**Problem description:**
Produce an exact copy of all the data below, dropping every image.

########

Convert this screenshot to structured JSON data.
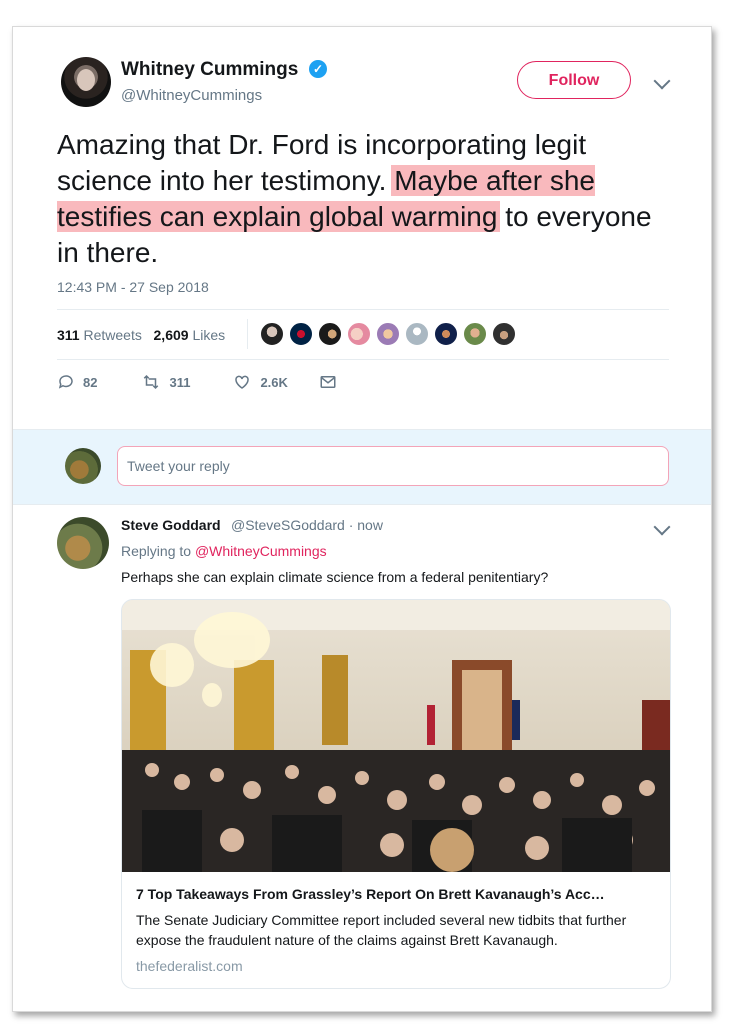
{
  "tweet": {
    "author_name": "Whitney Cummings",
    "handle": "@WhitneyCummings",
    "follow_label": "Follow",
    "text_part1": "Amazing that Dr. Ford is incorporating legit science into her testimony. ",
    "text_highlight": "Maybe after she testifies can explain global warming",
    "text_part2": " to everyone in there.",
    "timestamp": "12:43 PM - 27 Sep 2018",
    "retweets_count": "311",
    "retweets_label": "Retweets",
    "likes_count": "2,609",
    "likes_label": "Likes",
    "highlight_color": "#f9b9bd",
    "liker_avatar_count": 9
  },
  "actions": {
    "replies": "82",
    "retweets": "311",
    "likes": "2.6K"
  },
  "reply_box": {
    "placeholder": "Tweet your reply"
  },
  "reply": {
    "author_name": "Steve Goddard",
    "handle_time": "@SteveSGoddard · now",
    "replying_prefix": "Replying to",
    "replying_to": "@WhitneyCummings",
    "text": "Perhaps she can explain climate science from a federal penitentiary?",
    "link_card": {
      "title": "7 Top Takeaways From Grassley’s Report On Brett Kavanaugh’s Acc…",
      "description": "The Senate Judiciary Committee report included several new tidbits that further expose the fraudulent nature of the claims against Brett Kavanaugh.",
      "domain": "thefederalist.com"
    }
  },
  "colors": {
    "accent_red": "#e0245e",
    "verified_blue": "#1da1f2",
    "secondary_text": "#657786"
  }
}
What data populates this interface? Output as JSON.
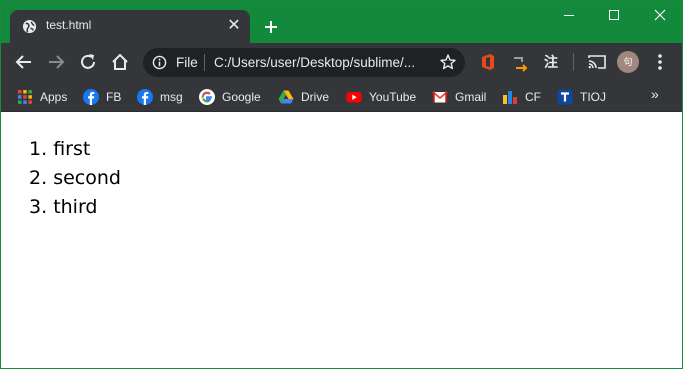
{
  "tab": {
    "title": "test.html",
    "favicon": "globe-icon"
  },
  "window_controls": {
    "minimize": "—",
    "maximize": "☐",
    "close": "✕"
  },
  "omnibox": {
    "scheme": "File",
    "url": "C:/Users/user/Desktop/sublime/..."
  },
  "toolbar": {
    "extension_zhu": "注",
    "avatar_text": "句"
  },
  "bookmarks": [
    {
      "label": "Apps",
      "icon": "apps-grid-icon"
    },
    {
      "label": "FB",
      "icon": "facebook-icon"
    },
    {
      "label": "msg",
      "icon": "facebook-icon"
    },
    {
      "label": "Google",
      "icon": "google-icon"
    },
    {
      "label": "Drive",
      "icon": "drive-icon"
    },
    {
      "label": "YouTube",
      "icon": "youtube-icon"
    },
    {
      "label": "Gmail",
      "icon": "gmail-icon"
    },
    {
      "label": "CF",
      "icon": "codeforces-icon"
    },
    {
      "label": "TIOJ",
      "icon": "tioj-icon"
    }
  ],
  "bookmarks_overflow": "»",
  "page": {
    "list_items": [
      {
        "number": "1.",
        "text": "first"
      },
      {
        "number": "2.",
        "text": "second"
      },
      {
        "number": "3.",
        "text": "third"
      }
    ]
  },
  "colors": {
    "titlebar": "#12893b",
    "toolbar": "#35363a",
    "omnibox": "#202124"
  }
}
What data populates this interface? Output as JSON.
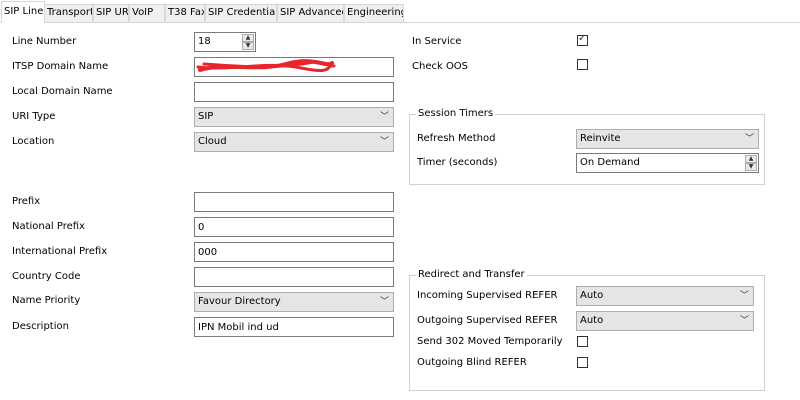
{
  "tabs": [
    {
      "label": "SIP Line",
      "active": true
    },
    {
      "label": "Transport"
    },
    {
      "label": "SIP URI"
    },
    {
      "label": "VoIP"
    },
    {
      "label": "T38 Fax"
    },
    {
      "label": "SIP Credentials"
    },
    {
      "label": "SIP Advanced"
    },
    {
      "label": "Engineering"
    }
  ],
  "left": {
    "line_number": {
      "label": "Line Number",
      "value": "18"
    },
    "itsp_domain": {
      "label": "ITSP Domain Name",
      "value": ""
    },
    "local_domain": {
      "label": "Local Domain Name",
      "value": ""
    },
    "uri_type": {
      "label": "URI Type",
      "value": "SIP"
    },
    "location": {
      "label": "Location",
      "value": "Cloud"
    },
    "prefix": {
      "label": "Prefix",
      "value": ""
    },
    "national_prefix": {
      "label": "National Prefix",
      "value": "0"
    },
    "international_prefix": {
      "label": "International Prefix",
      "value": "000"
    },
    "country_code": {
      "label": "Country Code",
      "value": ""
    },
    "name_priority": {
      "label": "Name Priority",
      "value": "Favour Directory"
    },
    "description": {
      "label": "Description",
      "value": "IPN Mobil ind ud"
    }
  },
  "right": {
    "in_service": {
      "label": "In Service",
      "checked": true
    },
    "check_oos": {
      "label": "Check OOS",
      "checked": false
    }
  },
  "session_timers": {
    "title": "Session Timers",
    "refresh_method": {
      "label": "Refresh  Method",
      "value": "Reinvite"
    },
    "timer": {
      "label": "Timer (seconds)",
      "value": "On Demand"
    }
  },
  "redirect": {
    "title": "Redirect and Transfer",
    "incoming_refer": {
      "label": "Incoming Supervised REFER",
      "value": "Auto"
    },
    "outgoing_refer": {
      "label": "Outgoing Supervised REFER",
      "value": "Auto"
    },
    "send_302": {
      "label": "Send 302 Moved Temporarily",
      "checked": false
    },
    "blind_refer": {
      "label": "Outgoing Blind REFER",
      "checked": false
    }
  },
  "colors": {
    "redaction": "#e8242c",
    "border": "#7a7a7a",
    "select_bg": "#e5e5e5"
  }
}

########

**Result for this task:**
Convert this screenshot to structured JSON data.
{
  "tweet": {
    "author_name": "Whitney Cummings",
    "handle": "@WhitneyCummings",
    "follow_label": "Follow",
    "text_part1": "Amazing that Dr. Ford is incorporating legit science into her testimony. ",
    "text_highlight": "Maybe after she testifies can explain global warming",
    "text_part2": " to everyone in there.",
    "timestamp": "12:43 PM - 27 Sep 2018",
    "retweets_count": "311",
    "retweets_label": "Retweets",
    "likes_count": "2,609",
    "likes_label": "Likes",
    "highlight_color": "#f9b9bd",
    "liker_avatar_count": 9
  },
  "actions": {
    "replies": "82",
    "retweets": "311",
    "likes": "2.6K"
  },
  "reply_box": {
    "placeholder": "Tweet your reply"
  },
  "reply": {
    "author_name": "Steve Goddard",
    "handle_time": "@SteveSGoddard · now",
    "replying_prefix": "Replying to",
    "replying_to": "@WhitneyCummings",
    "text": "Perhaps she can explain climate science from a federal penitentiary?",
    "link_card": {
      "title": "7 Top Takeaways From Grassley’s Report On Brett Kavanaugh’s Acc…",
      "description": "The Senate Judiciary Committee report included several new tidbits that further expose the fraudulent nature of the claims against Brett Kavanaugh.",
      "domain": "thefederalist.com"
    }
  },
  "colors": {
    "accent_red": "#e0245e",
    "verified_blue": "#1da1f2",
    "secondary_text": "#657786"
  }
}
What data populates this interface? Output as JSON.
{
  "tab": {
    "title": "test.html",
    "favicon": "globe-icon"
  },
  "window_controls": {
    "minimize": "—",
    "maximize": "☐",
    "close": "✕"
  },
  "omnibox": {
    "scheme": "File",
    "url": "C:/Users/user/Desktop/sublime/..."
  },
  "toolbar": {
    "extension_zhu": "注",
    "avatar_text": "句"
  },
  "bookmarks": [
    {
      "label": "Apps",
      "icon": "apps-grid-icon"
    },
    {
      "label": "FB",
      "icon": "facebook-icon"
    },
    {
      "label": "msg",
      "icon": "facebook-icon"
    },
    {
      "label": "Google",
      "icon": "google-icon"
    },
    {
      "label": "Drive",
      "icon": "drive-icon"
    },
    {
      "label": "YouTube",
      "icon": "youtube-icon"
    },
    {
      "label": "Gmail",
      "icon": "gmail-icon"
    },
    {
      "label": "CF",
      "icon": "codeforces-icon"
    },
    {
      "label": "TIOJ",
      "icon": "tioj-icon"
    }
  ],
  "bookmarks_overflow": "»",
  "page": {
    "list_items": [
      {
        "number": "1.",
        "text": "first"
      },
      {
        "number": "2.",
        "text": "second"
      },
      {
        "number": "3.",
        "text": "third"
      }
    ]
  },
  "colors": {
    "titlebar": "#12893b",
    "toolbar": "#35363a",
    "omnibox": "#202124"
  }
}
What data populates this interface? Output as JSON.
{
  "tabs": [
    {
      "label": "SIP Line",
      "active": true
    },
    {
      "label": "Transport"
    },
    {
      "label": "SIP URI"
    },
    {
      "label": "VoIP"
    },
    {
      "label": "T38 Fax"
    },
    {
      "label": "SIP Credentials"
    },
    {
      "label": "SIP Advanced"
    },
    {
      "label": "Engineering"
    }
  ],
  "left": {
    "line_number": {
      "label": "Line Number",
      "value": "18"
    },
    "itsp_domain": {
      "label": "ITSP Domain Name",
      "value": ""
    },
    "local_domain": {
      "label": "Local Domain Name",
      "value": ""
    },
    "uri_type": {
      "label": "URI Type",
      "value": "SIP"
    },
    "location": {
      "label": "Location",
      "value": "Cloud"
    },
    "prefix": {
      "label": "Prefix",
      "value": ""
    },
    "national_prefix": {
      "label": "National Prefix",
      "value": "0"
    },
    "international_prefix": {
      "label": "International Prefix",
      "value": "000"
    },
    "country_code": {
      "label": "Country Code",
      "value": ""
    },
    "name_priority": {
      "label": "Name Priority",
      "value": "Favour Directory"
    },
    "description": {
      "label": "Description",
      "value": "IPN Mobil ind ud"
    }
  },
  "right": {
    "in_service": {
      "label": "In Service",
      "checked": true
    },
    "check_oos": {
      "label": "Check OOS",
      "checked": false
    }
  },
  "session_timers": {
    "title": "Session Timers",
    "refresh_method": {
      "label": "Refresh  Method",
      "value": "Reinvite"
    },
    "timer": {
      "label": "Timer (seconds)",
      "value": "On Demand"
    }
  },
  "redirect": {
    "title": "Redirect and Transfer",
    "incoming_refer": {
      "label": "Incoming Supervised REFER",
      "value": "Auto"
    },
    "outgoing_refer": {
      "label": "Outgoing Supervised REFER",
      "value": "Auto"
    },
    "send_302": {
      "label": "Send 302 Moved Temporarily",
      "checked": false
    },
    "blind_refer": {
      "label": "Outgoing Blind REFER",
      "checked": false
    }
  },
  "colors": {
    "redaction": "#e8242c",
    "border": "#7a7a7a",
    "select_bg": "#e5e5e5"
  }
}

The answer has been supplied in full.